Work to do: Collect the lines of the entries where "particles" shows up.

Material:

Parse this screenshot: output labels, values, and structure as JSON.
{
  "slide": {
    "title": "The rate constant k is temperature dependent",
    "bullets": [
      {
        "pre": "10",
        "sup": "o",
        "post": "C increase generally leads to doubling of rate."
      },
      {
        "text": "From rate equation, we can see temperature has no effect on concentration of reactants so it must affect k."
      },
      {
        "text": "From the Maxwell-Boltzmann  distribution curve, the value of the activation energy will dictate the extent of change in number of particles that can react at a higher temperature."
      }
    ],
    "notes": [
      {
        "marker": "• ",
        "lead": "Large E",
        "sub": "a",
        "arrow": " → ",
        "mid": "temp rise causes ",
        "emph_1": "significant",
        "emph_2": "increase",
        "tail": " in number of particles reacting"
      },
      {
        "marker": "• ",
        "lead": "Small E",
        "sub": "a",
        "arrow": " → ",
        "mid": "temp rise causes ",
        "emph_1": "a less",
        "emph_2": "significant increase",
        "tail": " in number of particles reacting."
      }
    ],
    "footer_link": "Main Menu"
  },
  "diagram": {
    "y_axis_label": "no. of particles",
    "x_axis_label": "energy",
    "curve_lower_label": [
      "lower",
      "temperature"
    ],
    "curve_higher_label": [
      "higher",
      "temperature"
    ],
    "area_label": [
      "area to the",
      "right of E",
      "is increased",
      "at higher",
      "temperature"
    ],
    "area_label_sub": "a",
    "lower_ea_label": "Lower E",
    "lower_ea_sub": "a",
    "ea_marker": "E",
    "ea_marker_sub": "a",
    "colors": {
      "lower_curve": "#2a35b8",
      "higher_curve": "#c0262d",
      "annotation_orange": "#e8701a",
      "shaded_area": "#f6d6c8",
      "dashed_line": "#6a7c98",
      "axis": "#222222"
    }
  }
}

The completed task:
        "text": "From the Maxwell-Boltzmann  distribution curve, the value of the activation energy will dictate the extent of change in number of particles that can react at a higher temperature."
        "tail": " in number of particles reacting"
        "tail": " in number of particles reacting."
    "y_axis_label": "no. of particles",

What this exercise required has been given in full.